SET TASK:
Skip the pictures and repeat each line of the data exactly.

═══ SUPPLIED ENTRIES ═══

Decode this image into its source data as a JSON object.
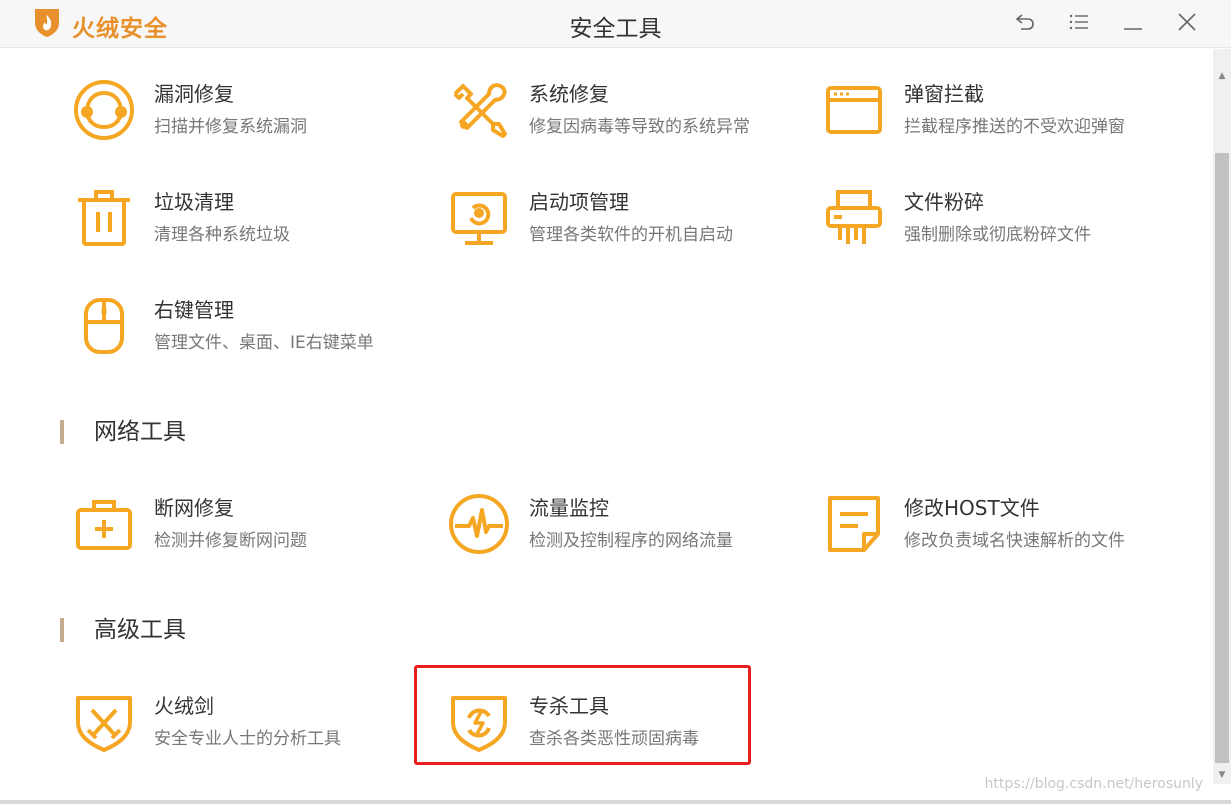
{
  "app": {
    "name": "火绒安全",
    "window_title": "安全工具"
  },
  "tools": [
    {
      "name": "漏洞修复",
      "desc": "扫描并修复系统漏洞",
      "icon": "vuln-repair-icon"
    },
    {
      "name": "系统修复",
      "desc": "修复因病毒等导致的系统异常",
      "icon": "wrench-screwdriver-icon"
    },
    {
      "name": "弹窗拦截",
      "desc": "拦截程序推送的不受欢迎弹窗",
      "icon": "popup-window-icon"
    },
    {
      "name": "垃圾清理",
      "desc": "清理各种系统垃圾",
      "icon": "trash-icon"
    },
    {
      "name": "启动项管理",
      "desc": "管理各类软件的开机自启动",
      "icon": "monitor-startup-icon"
    },
    {
      "name": "文件粉碎",
      "desc": "强制删除或彻底粉碎文件",
      "icon": "shredder-icon"
    },
    {
      "name": "右键管理",
      "desc": "管理文件、桌面、IE右键菜单",
      "icon": "mouse-icon"
    }
  ],
  "sections": {
    "network": "网络工具",
    "advanced": "高级工具"
  },
  "network_tools": [
    {
      "name": "断网修复",
      "desc": "检测并修复断网问题",
      "icon": "medkit-icon"
    },
    {
      "name": "流量监控",
      "desc": "检测及控制程序的网络流量",
      "icon": "traffic-monitor-icon"
    },
    {
      "name": "修改HOST文件",
      "desc": "修改负责域名快速解析的文件",
      "icon": "note-icon"
    }
  ],
  "advanced_tools": [
    {
      "name": "火绒剑",
      "desc": "安全专业人士的分析工具",
      "icon": "sword-shield-icon"
    },
    {
      "name": "专杀工具",
      "desc": "查杀各类恶性顽固病毒",
      "icon": "shield-lightning-icon"
    }
  ],
  "watermark": "https://blog.csdn.net/herosunly",
  "colors": {
    "accent": "#f5a623",
    "brand": "#e8912c",
    "highlight": "#ea1e1e",
    "section_bar": "#c7ad8f"
  }
}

═══

CORRECT ANSWER:
Decode this image into its source data as a JSON object.
{
  "app": {
    "name": "火绒安全",
    "window_title": "安全工具"
  },
  "tools": [
    {
      "name": "漏洞修复",
      "desc": "扫描并修复系统漏洞",
      "icon": "vuln-repair-icon"
    },
    {
      "name": "系统修复",
      "desc": "修复因病毒等导致的系统异常",
      "icon": "wrench-screwdriver-icon"
    },
    {
      "name": "弹窗拦截",
      "desc": "拦截程序推送的不受欢迎弹窗",
      "icon": "popup-window-icon"
    },
    {
      "name": "垃圾清理",
      "desc": "清理各种系统垃圾",
      "icon": "trash-icon"
    },
    {
      "name": "启动项管理",
      "desc": "管理各类软件的开机自启动",
      "icon": "monitor-startup-icon"
    },
    {
      "name": "文件粉碎",
      "desc": "强制删除或彻底粉碎文件",
      "icon": "shredder-icon"
    },
    {
      "name": "右键管理",
      "desc": "管理文件、桌面、IE右键菜单",
      "icon": "mouse-icon"
    }
  ],
  "sections": {
    "network": "网络工具",
    "advanced": "高级工具"
  },
  "network_tools": [
    {
      "name": "断网修复",
      "desc": "检测并修复断网问题",
      "icon": "medkit-icon"
    },
    {
      "name": "流量监控",
      "desc": "检测及控制程序的网络流量",
      "icon": "traffic-monitor-icon"
    },
    {
      "name": "修改HOST文件",
      "desc": "修改负责域名快速解析的文件",
      "icon": "note-icon"
    }
  ],
  "advanced_tools": [
    {
      "name": "火绒剑",
      "desc": "安全专业人士的分析工具",
      "icon": "sword-shield-icon"
    },
    {
      "name": "专杀工具",
      "desc": "查杀各类恶性顽固病毒",
      "icon": "shield-lightning-icon"
    }
  ],
  "watermark": "https://blog.csdn.net/herosunly",
  "colors": {
    "accent": "#f5a623",
    "brand": "#e8912c",
    "highlight": "#ea1e1e",
    "section_bar": "#c7ad8f"
  }
}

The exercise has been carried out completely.